-------- STORED RECORDS --------

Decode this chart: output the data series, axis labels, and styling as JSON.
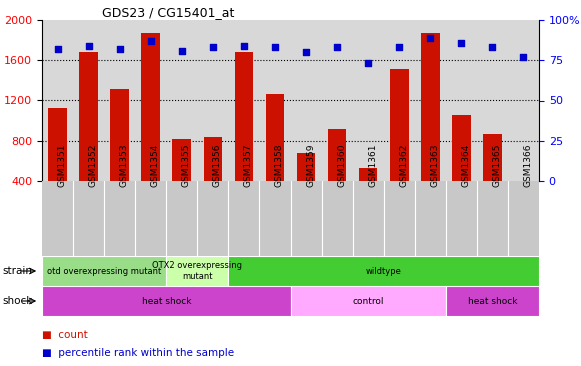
{
  "title": "GDS23 / CG15401_at",
  "samples": [
    "GSM1351",
    "GSM1352",
    "GSM1353",
    "GSM1354",
    "GSM1355",
    "GSM1356",
    "GSM1357",
    "GSM1358",
    "GSM1359",
    "GSM1360",
    "GSM1361",
    "GSM1362",
    "GSM1363",
    "GSM1364",
    "GSM1365",
    "GSM1366"
  ],
  "counts": [
    1130,
    1680,
    1310,
    1870,
    820,
    840,
    1680,
    1260,
    680,
    920,
    530,
    1510,
    1870,
    1060,
    870,
    390
  ],
  "percentiles": [
    82,
    84,
    82,
    87,
    81,
    83,
    84,
    83,
    80,
    83,
    73,
    83,
    89,
    86,
    83,
    77
  ],
  "bar_color": "#cc1100",
  "dot_color": "#0000cc",
  "ylim_left": [
    400,
    2000
  ],
  "ylim_right": [
    0,
    100
  ],
  "yticks_left": [
    400,
    800,
    1200,
    1600,
    2000
  ],
  "yticks_right": [
    0,
    25,
    50,
    75,
    100
  ],
  "grid_values": [
    800,
    1200,
    1600
  ],
  "bg_color": "#d8d8d8",
  "tick_bg_color": "#c8c8c8",
  "strain_groups": [
    {
      "label": "otd overexpressing mutant",
      "start": 0,
      "end": 4,
      "color": "#99dd88"
    },
    {
      "label": "OTX2 overexpressing\nmutant",
      "start": 4,
      "end": 6,
      "color": "#ccffaa"
    },
    {
      "label": "wildtype",
      "start": 6,
      "end": 16,
      "color": "#44cc33"
    }
  ],
  "shock_groups": [
    {
      "label": "heat shock",
      "start": 0,
      "end": 8,
      "color": "#cc44cc"
    },
    {
      "label": "control",
      "start": 8,
      "end": 13,
      "color": "#ffaaff"
    },
    {
      "label": "heat shock",
      "start": 13,
      "end": 16,
      "color": "#cc44cc"
    }
  ],
  "legend_count_color": "#cc1100",
  "legend_pct_color": "#0000cc"
}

--------

### WHAT TO DO
Copy the listing over exactly, skipping the pictures it holds.

### EXERCISE RESULT
Decode this chart: output the data series, axis labels, and styling as JSON.
{
  "title": "GDS23 / CG15401_at",
  "samples": [
    "GSM1351",
    "GSM1352",
    "GSM1353",
    "GSM1354",
    "GSM1355",
    "GSM1356",
    "GSM1357",
    "GSM1358",
    "GSM1359",
    "GSM1360",
    "GSM1361",
    "GSM1362",
    "GSM1363",
    "GSM1364",
    "GSM1365",
    "GSM1366"
  ],
  "counts": [
    1130,
    1680,
    1310,
    1870,
    820,
    840,
    1680,
    1260,
    680,
    920,
    530,
    1510,
    1870,
    1060,
    870,
    390
  ],
  "percentiles": [
    82,
    84,
    82,
    87,
    81,
    83,
    84,
    83,
    80,
    83,
    73,
    83,
    89,
    86,
    83,
    77
  ],
  "bar_color": "#cc1100",
  "dot_color": "#0000cc",
  "ylim_left": [
    400,
    2000
  ],
  "ylim_right": [
    0,
    100
  ],
  "yticks_left": [
    400,
    800,
    1200,
    1600,
    2000
  ],
  "yticks_right": [
    0,
    25,
    50,
    75,
    100
  ],
  "grid_values": [
    800,
    1200,
    1600
  ],
  "bg_color": "#d8d8d8",
  "tick_bg_color": "#c8c8c8",
  "strain_groups": [
    {
      "label": "otd overexpressing mutant",
      "start": 0,
      "end": 4,
      "color": "#99dd88"
    },
    {
      "label": "OTX2 overexpressing\nmutant",
      "start": 4,
      "end": 6,
      "color": "#ccffaa"
    },
    {
      "label": "wildtype",
      "start": 6,
      "end": 16,
      "color": "#44cc33"
    }
  ],
  "shock_groups": [
    {
      "label": "heat shock",
      "start": 0,
      "end": 8,
      "color": "#cc44cc"
    },
    {
      "label": "control",
      "start": 8,
      "end": 13,
      "color": "#ffaaff"
    },
    {
      "label": "heat shock",
      "start": 13,
      "end": 16,
      "color": "#cc44cc"
    }
  ],
  "legend_count_color": "#cc1100",
  "legend_pct_color": "#0000cc"
}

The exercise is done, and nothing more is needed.